(Data entries)
# # # # # # #

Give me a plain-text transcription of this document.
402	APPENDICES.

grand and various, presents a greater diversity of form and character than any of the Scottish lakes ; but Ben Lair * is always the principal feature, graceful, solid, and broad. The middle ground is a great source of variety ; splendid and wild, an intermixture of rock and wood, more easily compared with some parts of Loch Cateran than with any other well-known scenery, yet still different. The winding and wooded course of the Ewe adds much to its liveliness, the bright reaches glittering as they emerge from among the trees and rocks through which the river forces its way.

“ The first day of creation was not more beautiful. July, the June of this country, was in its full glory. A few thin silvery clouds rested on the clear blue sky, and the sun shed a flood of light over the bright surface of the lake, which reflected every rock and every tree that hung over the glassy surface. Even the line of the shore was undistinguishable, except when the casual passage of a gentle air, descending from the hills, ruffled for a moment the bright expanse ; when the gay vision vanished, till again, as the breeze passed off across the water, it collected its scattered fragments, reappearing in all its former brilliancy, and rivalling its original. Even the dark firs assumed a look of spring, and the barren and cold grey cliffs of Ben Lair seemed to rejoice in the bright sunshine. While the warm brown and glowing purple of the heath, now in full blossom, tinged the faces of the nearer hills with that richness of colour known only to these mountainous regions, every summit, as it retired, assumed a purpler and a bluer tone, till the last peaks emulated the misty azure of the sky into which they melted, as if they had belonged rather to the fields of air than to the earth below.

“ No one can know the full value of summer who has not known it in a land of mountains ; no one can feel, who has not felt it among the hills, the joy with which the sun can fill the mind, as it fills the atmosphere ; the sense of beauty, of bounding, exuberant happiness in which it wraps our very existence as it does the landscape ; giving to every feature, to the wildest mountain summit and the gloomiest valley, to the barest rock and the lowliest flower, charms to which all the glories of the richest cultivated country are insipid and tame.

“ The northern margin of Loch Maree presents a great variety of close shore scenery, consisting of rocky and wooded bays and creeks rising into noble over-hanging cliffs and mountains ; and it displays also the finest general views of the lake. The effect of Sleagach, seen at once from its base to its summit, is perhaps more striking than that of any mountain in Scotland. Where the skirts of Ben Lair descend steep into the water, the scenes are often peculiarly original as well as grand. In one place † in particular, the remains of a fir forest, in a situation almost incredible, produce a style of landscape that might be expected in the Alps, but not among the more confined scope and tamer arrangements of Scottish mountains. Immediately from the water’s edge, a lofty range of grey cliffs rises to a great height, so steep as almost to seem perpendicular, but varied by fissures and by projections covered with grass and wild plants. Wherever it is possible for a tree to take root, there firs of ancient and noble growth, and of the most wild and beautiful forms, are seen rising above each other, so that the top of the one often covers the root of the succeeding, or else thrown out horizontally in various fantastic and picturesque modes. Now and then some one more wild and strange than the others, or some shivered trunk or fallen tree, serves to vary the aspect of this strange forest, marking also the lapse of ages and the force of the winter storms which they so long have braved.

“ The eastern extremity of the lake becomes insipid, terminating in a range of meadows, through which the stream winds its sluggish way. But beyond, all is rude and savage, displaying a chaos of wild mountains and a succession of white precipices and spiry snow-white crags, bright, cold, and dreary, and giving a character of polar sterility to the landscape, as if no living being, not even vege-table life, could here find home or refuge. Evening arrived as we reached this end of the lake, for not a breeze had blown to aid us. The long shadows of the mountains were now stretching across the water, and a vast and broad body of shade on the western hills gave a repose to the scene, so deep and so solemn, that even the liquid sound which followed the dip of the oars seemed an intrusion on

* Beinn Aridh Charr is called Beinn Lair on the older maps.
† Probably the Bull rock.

# # # # # # #

◆ Work required
Faithfully copy every entry, leaving nothing out.

◆ Solved problem
Give me a plain-text transcription of this document.
402	APPENDICES.

grand and various, presents a greater diversity of form and character than any of the Scottish lakes ; but Ben Lair * is always the principal feature, graceful, solid, and broad. The middle ground is a great source of variety ; splendid and wild, an intermixture of rock and wood, more easily compared with some parts of Loch Cateran than with any other well-known scenery, yet still different. The winding and wooded course of the Ewe adds much to its liveliness, the bright reaches glittering as they emerge from among the trees and rocks through which the river forces its way.

“ The first day of creation was not more beautiful. July, the June of this country, was in its full glory. A few thin silvery clouds rested on the clear blue sky, and the sun shed a flood of light over the bright surface of the lake, which reflected every rock and every tree that hung over the glassy surface. Even the line of the shore was undistinguishable, except when the casual passage of a gentle air, descending from the hills, ruffled for a moment the bright expanse ; when the gay vision vanished, till again, as the breeze passed off across the water, it collected its scattered fragments, reappearing in all its former brilliancy, and rivalling its original. Even the dark firs assumed a look of spring, and the barren and cold grey cliffs of Ben Lair seemed to rejoice in the bright sunshine. While the warm brown and glowing purple of the heath, now in full blossom, tinged the faces of the nearer hills with that richness of colour known only to these mountainous regions, every summit, as it retired, assumed a purpler and a bluer tone, till the last peaks emulated the misty azure of the sky into which they melted, as if they had belonged rather to the fields of air than to the earth below.

“ No one can know the full value of summer who has not known it in a land of mountains ; no one can feel, who has not felt it among the hills, the joy with which the sun can fill the mind, as it fills the atmosphere ; the sense of beauty, of bounding, exuberant happiness in which it wraps our very existence as it does the landscape ; giving to every feature, to the wildest mountain summit and the gloomiest valley, to the barest rock and the lowliest flower, charms to which all the glories of the richest cultivated country are insipid and tame.

“ The northern margin of Loch Maree presents a great variety of close shore scenery, consisting of rocky and wooded bays and creeks rising into noble over-hanging cliffs and mountains ; and it displays also the finest general views of the lake. The effect of Sleagach, seen at once from its base to its summit, is perhaps more striking than that of any mountain in Scotland. Where the skirts of Ben Lair descend steep into the water, the scenes are often peculiarly original as well as grand. In one place † in particular, the remains of a fir forest, in a situation almost incredible, produce a style of landscape that might be expected in the Alps, but not among the more confined scope and tamer arrangements of Scottish mountains. Immediately from the water’s edge, a lofty range of grey cliffs rises to a great height, so steep as almost to seem perpendicular, but varied by fissures and by projections covered with grass and wild plants. Wherever it is possible for a tree to take root, there firs of ancient and noble growth, and of the most wild and beautiful forms, are seen rising above each other, so that the top of the one often covers the root of the succeeding, or else thrown out horizontally in various fantastic and picturesque modes. Now and then some one more wild and strange than the others, or some shivered trunk or fallen tree, serves to vary the aspect of this strange forest, marking also the lapse of ages and the force of the winter storms which they so long have braved.

“ The eastern extremity of the lake becomes insipid, terminating in a range of meadows, through which the stream winds its sluggish way. But beyond, all is rude and savage, displaying a chaos of wild mountains and a succession of white precipices and spiry snow-white crags, bright, cold, and dreary, and giving a character of polar sterility to the landscape, as if no living being, not even vege-table life, could here find home or refuge. Evening arrived as we reached this end of the lake, for not a breeze had blown to aid us. The long shadows of the mountains were now stretching across the water, and a vast and broad body of shade on the western hills gave a repose to the scene, so deep and so solemn, that even the liquid sound which followed the dip of the oars seemed an intrusion on

* Beinn Aridh Charr is called Beinn Lair on the older maps.
† Probably the Bull rock.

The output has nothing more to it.